* SOURCE PASSAGE

━━━

BenchPress

BenchPress is a local ETL/data migration pipeline built with PySpark for moving TPC-H style relational data into two downstream stores:

MongoDB as nested customer documents
Cassandra as flat denormalized rows

The pipeline reads normalized source data either from MySQL via JDBC or from Parquet files, stages the data locally, denormalizes it with Spark, then writes transformed outputs to MongoDB and Cassandra.

Overview

The project is organized as a simple end-to-end pipeline:

Extract source TPC-H tables from MySQL or Parquet
Stage them as local Parquet files under data/staging/
Transform and denormalize customer, order, and line item data
Map the transformed data into:
- nested MongoDB documents
- flat Cassandra rows
Load the results into MongoDB and Cassandra

The full flow is orchestrated from main.py.

Pipeline Flow

1. Extraction — `extract.py`

Creates a Spark session and loads TPC-H tables:

customer
orders
lineitem
nation
region
part
supplier
partsupp

Source options:

JDBC from MySQL when TPCH_USE_JDBC=true
Parquet files when TPCH_USE_JDBC=false

Notable behavior:

Configures Spark packages for:
- MongoDB Spark Connector
- Spark Cassandra Connector
- MySQL JDBC Driver
Tunes partitioned JDBC reads for larger tables such as lineitem, orders, and customer
Reads Parquet from TPCH_PARQUET_PATH when not using JDBC

2. Staging — `stagging.py`

Writes extracted tables to local Parquet:

Default path: data/staging/

This gives the pipeline a checkpoint between extraction and transformation.

3. Transformation — `transform.py`

Reads staged Parquet files and denormalizes the dataset by joining:

customer
orders
lineitem
nation
region

Transform details:

Renames source columns into more usable business fields
Joins orders to line items
Joins customers to orders
Enriches results with nation and region metadata

4. Mapping — `mapping.py`

Builds two target representations from the denormalized DataFrame:

MongoDB mapping

map_to_Mongos(df) creates nested customer documents shaped like:

customer
- orders[]
  - lineitems[]

Cassandra mapping

map_to_cassandra(df) creates a flat denormalized table-ready DataFrame for Cassandra.

Also includes:

apply_partitioning(df) → repartitions by customer_id

5. Loading — `load.py`

MongoDB load

Reads intermediate Parquet output with pyarrow
Converts Python/NumPy/Decimal/date values into MongoDB-compatible values
Drops the destination collection before loading
Inserts documents in batches
Falls back to one-by-one inserts when a batch fails
Skips oversized MongoDB documents when necessary

Cassandra load

Creates the keyspace if it does not exist
Creates the customer_orders table if it does not exist
Optionally truncates the table before loading
Writes data using the Spark Cassandra connector

Actual Runtime Flow

main.py runs the following sequence:

extract_tpch_tables()

━━━

* DATASET ROWS
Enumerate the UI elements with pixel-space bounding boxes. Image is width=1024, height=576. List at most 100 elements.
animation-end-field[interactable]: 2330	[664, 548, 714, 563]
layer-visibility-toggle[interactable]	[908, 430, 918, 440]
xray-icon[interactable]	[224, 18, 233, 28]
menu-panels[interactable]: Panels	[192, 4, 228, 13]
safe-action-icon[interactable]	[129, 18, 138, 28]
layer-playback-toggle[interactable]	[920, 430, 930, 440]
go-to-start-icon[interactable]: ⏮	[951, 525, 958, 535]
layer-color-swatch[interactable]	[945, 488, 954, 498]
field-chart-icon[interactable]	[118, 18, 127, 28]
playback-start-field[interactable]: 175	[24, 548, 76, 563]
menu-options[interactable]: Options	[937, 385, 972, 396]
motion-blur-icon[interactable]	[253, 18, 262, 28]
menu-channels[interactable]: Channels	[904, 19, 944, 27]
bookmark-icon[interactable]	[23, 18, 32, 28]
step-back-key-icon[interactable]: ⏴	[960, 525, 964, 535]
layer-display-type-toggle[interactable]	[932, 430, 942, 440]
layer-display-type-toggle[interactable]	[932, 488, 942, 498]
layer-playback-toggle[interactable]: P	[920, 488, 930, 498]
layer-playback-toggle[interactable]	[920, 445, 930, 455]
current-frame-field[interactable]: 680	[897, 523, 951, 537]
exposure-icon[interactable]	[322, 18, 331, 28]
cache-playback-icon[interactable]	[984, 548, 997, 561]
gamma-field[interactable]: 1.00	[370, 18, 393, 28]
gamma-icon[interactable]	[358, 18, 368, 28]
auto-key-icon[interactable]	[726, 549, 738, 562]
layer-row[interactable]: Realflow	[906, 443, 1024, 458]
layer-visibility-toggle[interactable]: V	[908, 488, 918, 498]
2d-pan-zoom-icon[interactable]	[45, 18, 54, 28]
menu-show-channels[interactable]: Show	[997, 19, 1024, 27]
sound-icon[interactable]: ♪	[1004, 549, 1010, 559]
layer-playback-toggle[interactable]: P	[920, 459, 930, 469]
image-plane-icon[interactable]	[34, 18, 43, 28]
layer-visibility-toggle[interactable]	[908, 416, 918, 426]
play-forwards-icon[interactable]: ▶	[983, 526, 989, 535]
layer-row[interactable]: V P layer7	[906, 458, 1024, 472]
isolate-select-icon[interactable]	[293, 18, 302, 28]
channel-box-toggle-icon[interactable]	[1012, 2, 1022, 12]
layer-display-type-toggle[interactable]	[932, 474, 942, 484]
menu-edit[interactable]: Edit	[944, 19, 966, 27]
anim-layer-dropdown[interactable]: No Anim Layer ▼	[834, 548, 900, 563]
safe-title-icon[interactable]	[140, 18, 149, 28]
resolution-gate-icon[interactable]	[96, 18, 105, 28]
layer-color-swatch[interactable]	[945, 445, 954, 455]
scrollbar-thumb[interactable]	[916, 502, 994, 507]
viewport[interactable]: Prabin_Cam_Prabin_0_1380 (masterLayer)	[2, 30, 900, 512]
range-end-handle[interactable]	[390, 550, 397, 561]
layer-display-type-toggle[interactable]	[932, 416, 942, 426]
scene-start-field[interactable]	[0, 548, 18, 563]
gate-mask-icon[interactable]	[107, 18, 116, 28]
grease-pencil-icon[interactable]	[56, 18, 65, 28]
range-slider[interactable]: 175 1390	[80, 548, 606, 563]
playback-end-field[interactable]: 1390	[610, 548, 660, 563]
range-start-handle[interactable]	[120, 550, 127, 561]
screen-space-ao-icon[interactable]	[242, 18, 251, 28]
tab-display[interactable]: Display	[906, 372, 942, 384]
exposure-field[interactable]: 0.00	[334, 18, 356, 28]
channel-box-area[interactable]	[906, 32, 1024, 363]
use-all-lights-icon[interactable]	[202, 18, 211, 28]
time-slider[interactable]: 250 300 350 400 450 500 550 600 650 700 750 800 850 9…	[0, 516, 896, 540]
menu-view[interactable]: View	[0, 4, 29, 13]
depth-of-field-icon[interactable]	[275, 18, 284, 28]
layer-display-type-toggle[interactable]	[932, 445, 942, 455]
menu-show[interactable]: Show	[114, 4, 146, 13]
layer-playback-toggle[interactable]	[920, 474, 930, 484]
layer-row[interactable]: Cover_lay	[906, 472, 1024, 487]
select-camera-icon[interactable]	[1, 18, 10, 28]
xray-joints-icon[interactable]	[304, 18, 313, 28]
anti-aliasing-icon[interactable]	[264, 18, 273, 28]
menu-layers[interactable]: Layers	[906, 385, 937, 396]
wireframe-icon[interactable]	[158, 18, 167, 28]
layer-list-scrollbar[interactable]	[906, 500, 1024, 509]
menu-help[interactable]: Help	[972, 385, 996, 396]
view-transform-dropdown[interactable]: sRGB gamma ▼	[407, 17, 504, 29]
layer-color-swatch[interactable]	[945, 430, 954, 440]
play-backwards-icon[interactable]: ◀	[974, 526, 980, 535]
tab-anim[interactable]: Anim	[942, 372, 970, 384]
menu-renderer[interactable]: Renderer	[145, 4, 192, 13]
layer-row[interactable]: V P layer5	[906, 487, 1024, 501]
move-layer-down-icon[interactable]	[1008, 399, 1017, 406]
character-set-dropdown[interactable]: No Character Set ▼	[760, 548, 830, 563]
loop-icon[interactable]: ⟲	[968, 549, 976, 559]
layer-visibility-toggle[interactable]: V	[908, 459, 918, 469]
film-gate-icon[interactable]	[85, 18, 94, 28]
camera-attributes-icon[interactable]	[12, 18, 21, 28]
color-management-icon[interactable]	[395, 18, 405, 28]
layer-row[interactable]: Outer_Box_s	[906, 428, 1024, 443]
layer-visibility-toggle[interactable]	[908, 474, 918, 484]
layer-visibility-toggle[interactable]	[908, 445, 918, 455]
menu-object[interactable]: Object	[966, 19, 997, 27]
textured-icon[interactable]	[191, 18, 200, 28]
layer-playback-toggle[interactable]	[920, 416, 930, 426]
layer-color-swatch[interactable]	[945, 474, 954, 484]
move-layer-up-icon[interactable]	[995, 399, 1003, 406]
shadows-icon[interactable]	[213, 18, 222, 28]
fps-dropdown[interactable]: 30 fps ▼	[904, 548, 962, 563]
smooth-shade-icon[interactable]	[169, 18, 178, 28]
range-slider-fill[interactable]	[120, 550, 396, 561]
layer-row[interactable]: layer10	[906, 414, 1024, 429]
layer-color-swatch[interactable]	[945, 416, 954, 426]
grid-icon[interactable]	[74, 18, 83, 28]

━━━

* TASKS FOR THIS EXERCISE
[A] Using the BenchPress description, explain why the pipeline writes the extracted tables to local Parquet before transforming them.
[B] Carry on the BenchPress pipeline description from its last line.

* RESULTS BY TASK
[A] The extracted tables are written to local Parquet under data/staging/ so the pipeline has a checkpoint between extraction and transformation.

[B]
stage_to_local(tables)
transform_data(spark)
MongoDB branch:
- map_to_Mongos(...)
- apply_partitioning(...)
- write temporary Parquet to data/final_customersMongos.parquet
- load_parquet_to_mongodb(...)
Cassandra branch:
- map_to_cassandra(...)
- apply_partitioning(...)
- create_cassandra_keyspace_and_table()
- load_to_cassandra(...)

Successful completion prints:

✅ Migration to MongoDB and Cassandra completed successfully.

Project Structure

BenchPress/
├── .env
├── README.md
├── requirements.txt
├── main.py                          # ETL pipeline orchestrator
├── extract.py                       # TPC-H data extraction (MySQL/Parquet)
├── stagging.py                      # Stage data as local Parquet
├── transform.py                     # Denormalize and join tables
├── mapping.py                       # Map to MongoDB/Cassandra schemas
├── load.py                          # Load into MongoDB and Cassandra
├── benchmark_nosql.jmx              # JMeter test plan (15 queries)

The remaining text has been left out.